--- TASK BRIEF ---
Of all the lines in the material, how many include the word "SCHEMI"? Give only the number.

=== RECORD EXTRACTS ===

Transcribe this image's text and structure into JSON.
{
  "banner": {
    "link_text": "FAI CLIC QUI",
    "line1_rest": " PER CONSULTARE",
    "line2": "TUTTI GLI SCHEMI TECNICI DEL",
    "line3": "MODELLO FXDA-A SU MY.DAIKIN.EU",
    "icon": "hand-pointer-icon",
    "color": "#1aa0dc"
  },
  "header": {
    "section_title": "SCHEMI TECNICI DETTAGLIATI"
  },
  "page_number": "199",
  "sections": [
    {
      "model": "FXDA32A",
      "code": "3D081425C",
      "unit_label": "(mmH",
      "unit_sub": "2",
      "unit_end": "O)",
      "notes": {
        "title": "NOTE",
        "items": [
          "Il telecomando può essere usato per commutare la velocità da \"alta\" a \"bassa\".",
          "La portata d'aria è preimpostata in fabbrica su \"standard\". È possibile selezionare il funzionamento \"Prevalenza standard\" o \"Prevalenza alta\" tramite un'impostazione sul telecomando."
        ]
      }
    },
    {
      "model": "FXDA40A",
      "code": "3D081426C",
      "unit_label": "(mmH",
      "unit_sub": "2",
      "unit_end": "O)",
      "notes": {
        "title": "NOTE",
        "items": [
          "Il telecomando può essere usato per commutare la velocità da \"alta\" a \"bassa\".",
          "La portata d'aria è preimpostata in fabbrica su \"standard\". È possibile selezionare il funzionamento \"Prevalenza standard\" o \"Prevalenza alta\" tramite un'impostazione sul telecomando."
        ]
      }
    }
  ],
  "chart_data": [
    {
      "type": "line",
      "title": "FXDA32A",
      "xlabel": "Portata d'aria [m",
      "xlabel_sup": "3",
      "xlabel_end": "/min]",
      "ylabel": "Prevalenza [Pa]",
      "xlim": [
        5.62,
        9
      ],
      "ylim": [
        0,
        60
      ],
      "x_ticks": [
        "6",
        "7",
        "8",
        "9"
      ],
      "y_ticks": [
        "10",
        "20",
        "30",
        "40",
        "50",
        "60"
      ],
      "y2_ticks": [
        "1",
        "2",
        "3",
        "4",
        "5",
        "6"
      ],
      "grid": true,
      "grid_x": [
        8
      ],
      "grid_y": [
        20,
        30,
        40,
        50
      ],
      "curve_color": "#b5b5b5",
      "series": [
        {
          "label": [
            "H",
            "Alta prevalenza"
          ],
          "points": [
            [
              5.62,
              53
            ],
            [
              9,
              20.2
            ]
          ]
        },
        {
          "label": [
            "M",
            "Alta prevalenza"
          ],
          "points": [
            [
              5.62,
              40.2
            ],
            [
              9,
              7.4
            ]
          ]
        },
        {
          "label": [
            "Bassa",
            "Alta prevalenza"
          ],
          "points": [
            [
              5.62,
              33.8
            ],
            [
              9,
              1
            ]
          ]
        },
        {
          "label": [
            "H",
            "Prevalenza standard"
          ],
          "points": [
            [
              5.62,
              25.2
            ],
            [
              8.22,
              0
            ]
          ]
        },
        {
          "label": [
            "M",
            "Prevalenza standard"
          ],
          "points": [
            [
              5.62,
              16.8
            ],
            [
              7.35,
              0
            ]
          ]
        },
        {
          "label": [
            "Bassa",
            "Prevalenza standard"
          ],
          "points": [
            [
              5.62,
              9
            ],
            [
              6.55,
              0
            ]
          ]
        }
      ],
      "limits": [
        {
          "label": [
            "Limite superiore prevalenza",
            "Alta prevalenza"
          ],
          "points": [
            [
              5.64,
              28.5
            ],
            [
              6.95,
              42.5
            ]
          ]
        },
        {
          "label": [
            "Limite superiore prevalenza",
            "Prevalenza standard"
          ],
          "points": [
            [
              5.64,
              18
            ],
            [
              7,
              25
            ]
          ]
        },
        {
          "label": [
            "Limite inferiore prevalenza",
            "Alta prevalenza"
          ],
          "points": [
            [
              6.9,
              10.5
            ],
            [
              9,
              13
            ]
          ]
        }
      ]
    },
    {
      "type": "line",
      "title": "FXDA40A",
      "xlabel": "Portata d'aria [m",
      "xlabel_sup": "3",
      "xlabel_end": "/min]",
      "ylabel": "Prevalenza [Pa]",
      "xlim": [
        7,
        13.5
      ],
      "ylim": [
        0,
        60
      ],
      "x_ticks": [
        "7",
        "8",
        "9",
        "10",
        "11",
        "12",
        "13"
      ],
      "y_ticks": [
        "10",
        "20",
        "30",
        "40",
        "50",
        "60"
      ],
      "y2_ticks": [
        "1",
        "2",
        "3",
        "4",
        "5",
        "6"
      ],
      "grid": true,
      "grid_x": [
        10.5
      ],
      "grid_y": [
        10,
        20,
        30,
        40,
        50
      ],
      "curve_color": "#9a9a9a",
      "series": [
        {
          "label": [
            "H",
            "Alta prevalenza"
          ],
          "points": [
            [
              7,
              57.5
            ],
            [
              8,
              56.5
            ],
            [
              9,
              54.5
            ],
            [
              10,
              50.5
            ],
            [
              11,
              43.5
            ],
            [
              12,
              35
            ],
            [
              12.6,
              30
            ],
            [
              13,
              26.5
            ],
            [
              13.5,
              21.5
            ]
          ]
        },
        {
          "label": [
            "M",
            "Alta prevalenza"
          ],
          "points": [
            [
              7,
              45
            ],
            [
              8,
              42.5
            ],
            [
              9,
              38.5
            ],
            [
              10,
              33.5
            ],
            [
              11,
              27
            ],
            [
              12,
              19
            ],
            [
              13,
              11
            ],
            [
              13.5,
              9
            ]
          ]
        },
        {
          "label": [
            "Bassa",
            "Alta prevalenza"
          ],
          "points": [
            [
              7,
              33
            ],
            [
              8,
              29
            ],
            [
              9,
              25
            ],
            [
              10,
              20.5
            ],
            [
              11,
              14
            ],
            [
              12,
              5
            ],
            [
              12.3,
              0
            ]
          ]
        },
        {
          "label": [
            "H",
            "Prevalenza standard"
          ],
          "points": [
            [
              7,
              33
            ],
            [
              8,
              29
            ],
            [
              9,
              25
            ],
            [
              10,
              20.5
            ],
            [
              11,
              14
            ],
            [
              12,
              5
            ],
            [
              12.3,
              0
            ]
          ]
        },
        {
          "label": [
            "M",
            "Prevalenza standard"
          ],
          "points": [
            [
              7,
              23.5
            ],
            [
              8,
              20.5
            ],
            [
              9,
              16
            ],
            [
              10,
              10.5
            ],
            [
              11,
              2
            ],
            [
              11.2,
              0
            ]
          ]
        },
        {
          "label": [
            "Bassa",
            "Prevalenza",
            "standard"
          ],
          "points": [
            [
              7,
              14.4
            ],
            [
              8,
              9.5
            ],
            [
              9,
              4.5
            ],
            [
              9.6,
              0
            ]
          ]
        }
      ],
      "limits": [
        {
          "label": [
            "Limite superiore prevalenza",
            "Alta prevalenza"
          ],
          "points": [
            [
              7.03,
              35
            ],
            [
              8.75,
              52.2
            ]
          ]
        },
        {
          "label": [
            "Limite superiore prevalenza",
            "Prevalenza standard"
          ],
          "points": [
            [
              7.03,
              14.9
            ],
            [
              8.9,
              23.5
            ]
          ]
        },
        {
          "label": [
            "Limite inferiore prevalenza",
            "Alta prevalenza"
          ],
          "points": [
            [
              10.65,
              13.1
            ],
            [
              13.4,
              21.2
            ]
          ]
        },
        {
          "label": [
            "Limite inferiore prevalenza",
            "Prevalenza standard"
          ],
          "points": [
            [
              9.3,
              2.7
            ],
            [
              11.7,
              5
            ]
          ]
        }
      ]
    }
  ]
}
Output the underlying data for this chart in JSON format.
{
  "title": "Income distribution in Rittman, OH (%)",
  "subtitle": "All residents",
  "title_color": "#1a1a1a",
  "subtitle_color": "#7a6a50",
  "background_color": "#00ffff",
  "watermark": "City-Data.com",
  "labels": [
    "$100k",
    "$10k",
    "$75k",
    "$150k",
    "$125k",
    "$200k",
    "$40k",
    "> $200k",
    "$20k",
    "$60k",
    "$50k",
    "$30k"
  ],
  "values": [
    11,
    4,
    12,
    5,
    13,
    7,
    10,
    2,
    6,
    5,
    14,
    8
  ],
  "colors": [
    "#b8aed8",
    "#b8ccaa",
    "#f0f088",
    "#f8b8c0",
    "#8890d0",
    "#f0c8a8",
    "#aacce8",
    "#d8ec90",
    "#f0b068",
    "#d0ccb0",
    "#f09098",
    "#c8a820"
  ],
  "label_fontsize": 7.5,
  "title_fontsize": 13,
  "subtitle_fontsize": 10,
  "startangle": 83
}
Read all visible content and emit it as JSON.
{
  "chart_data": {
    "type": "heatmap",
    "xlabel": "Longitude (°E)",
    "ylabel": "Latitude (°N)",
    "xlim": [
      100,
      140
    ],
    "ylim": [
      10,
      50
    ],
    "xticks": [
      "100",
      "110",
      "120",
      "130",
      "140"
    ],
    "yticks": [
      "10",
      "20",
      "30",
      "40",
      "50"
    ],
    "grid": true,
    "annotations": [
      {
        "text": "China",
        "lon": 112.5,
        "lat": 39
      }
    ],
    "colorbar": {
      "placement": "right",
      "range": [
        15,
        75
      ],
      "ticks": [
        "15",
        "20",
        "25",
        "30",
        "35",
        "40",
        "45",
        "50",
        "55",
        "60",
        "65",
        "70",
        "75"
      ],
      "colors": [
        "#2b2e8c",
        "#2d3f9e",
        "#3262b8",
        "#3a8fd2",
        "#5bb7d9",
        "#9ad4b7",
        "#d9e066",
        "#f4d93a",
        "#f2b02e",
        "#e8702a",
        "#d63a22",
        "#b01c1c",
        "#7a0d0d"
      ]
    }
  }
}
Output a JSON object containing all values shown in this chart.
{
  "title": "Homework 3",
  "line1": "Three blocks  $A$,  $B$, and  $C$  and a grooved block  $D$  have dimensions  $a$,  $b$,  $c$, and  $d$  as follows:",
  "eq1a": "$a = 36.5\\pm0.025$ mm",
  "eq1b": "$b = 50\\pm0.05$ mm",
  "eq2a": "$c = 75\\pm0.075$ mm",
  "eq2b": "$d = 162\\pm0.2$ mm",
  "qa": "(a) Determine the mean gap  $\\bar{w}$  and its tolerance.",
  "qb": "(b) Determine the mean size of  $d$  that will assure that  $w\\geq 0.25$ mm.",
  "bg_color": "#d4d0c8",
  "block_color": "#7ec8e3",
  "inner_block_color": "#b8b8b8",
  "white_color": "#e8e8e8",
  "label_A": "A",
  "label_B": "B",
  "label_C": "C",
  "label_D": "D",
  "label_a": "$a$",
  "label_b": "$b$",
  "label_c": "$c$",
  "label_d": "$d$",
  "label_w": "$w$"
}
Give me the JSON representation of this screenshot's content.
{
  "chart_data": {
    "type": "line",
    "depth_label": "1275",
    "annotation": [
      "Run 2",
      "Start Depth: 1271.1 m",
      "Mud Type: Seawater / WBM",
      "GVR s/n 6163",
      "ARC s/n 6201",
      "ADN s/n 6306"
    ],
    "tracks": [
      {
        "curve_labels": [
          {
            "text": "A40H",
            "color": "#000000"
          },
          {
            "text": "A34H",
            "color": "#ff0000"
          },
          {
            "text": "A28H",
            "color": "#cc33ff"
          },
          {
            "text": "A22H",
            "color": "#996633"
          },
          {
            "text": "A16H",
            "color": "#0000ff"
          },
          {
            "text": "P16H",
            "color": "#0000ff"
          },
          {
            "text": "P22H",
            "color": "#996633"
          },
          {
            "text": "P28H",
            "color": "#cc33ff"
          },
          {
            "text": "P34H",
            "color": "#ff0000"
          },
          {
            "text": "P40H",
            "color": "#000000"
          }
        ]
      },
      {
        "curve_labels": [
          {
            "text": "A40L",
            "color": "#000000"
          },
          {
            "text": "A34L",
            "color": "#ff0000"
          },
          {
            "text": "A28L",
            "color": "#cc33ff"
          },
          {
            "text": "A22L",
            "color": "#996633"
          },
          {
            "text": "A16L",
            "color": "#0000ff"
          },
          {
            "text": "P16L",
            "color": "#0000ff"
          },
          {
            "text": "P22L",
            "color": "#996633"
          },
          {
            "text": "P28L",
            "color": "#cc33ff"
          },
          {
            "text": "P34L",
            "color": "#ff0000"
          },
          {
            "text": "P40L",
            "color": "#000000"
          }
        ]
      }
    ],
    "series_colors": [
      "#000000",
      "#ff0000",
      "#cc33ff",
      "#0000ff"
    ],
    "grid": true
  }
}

===

--- THE ANSWER ---
2